Examine the records and identify each line that includes the string "name". Copy those lines.

Dataset:
<<<<

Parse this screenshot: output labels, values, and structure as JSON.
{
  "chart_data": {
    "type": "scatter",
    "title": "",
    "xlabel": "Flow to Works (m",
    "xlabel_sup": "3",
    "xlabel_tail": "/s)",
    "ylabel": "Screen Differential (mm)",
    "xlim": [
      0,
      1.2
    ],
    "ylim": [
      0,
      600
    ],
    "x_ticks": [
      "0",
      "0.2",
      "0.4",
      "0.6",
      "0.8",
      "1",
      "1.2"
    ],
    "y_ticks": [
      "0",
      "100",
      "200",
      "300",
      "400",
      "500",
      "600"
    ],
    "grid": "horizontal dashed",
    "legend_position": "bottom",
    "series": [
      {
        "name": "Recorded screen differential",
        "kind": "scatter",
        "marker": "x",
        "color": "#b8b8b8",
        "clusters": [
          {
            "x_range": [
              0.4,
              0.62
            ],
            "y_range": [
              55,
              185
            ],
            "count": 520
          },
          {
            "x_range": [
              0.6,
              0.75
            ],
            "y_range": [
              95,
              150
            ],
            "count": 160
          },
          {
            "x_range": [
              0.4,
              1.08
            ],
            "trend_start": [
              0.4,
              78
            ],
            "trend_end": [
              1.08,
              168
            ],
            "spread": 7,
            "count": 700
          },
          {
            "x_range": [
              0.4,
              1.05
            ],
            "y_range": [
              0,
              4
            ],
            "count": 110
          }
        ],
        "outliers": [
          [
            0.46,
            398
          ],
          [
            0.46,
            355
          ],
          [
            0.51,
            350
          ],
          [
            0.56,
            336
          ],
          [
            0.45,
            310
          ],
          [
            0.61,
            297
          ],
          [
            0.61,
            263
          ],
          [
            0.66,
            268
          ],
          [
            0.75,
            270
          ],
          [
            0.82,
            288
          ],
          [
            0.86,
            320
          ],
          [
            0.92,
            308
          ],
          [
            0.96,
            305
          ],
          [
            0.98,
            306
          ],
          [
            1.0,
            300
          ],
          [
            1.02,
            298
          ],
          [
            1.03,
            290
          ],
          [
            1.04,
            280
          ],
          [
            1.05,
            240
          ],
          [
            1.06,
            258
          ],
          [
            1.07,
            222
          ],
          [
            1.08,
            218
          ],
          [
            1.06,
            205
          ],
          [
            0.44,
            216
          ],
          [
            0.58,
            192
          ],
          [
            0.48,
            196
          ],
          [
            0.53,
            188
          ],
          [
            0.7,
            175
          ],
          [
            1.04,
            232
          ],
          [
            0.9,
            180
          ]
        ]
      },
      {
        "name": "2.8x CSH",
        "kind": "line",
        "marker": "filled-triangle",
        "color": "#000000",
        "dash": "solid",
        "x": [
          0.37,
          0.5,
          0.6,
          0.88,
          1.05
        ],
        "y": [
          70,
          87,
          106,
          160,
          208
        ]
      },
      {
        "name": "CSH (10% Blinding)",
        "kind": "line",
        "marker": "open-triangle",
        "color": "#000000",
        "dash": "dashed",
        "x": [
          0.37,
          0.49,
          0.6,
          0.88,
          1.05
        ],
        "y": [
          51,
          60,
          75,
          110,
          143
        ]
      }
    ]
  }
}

>>>>

Written response:
        "name": "Recorded screen differential",
        "name": "2.8x CSH",
        "name": "CSH (10% Blinding)",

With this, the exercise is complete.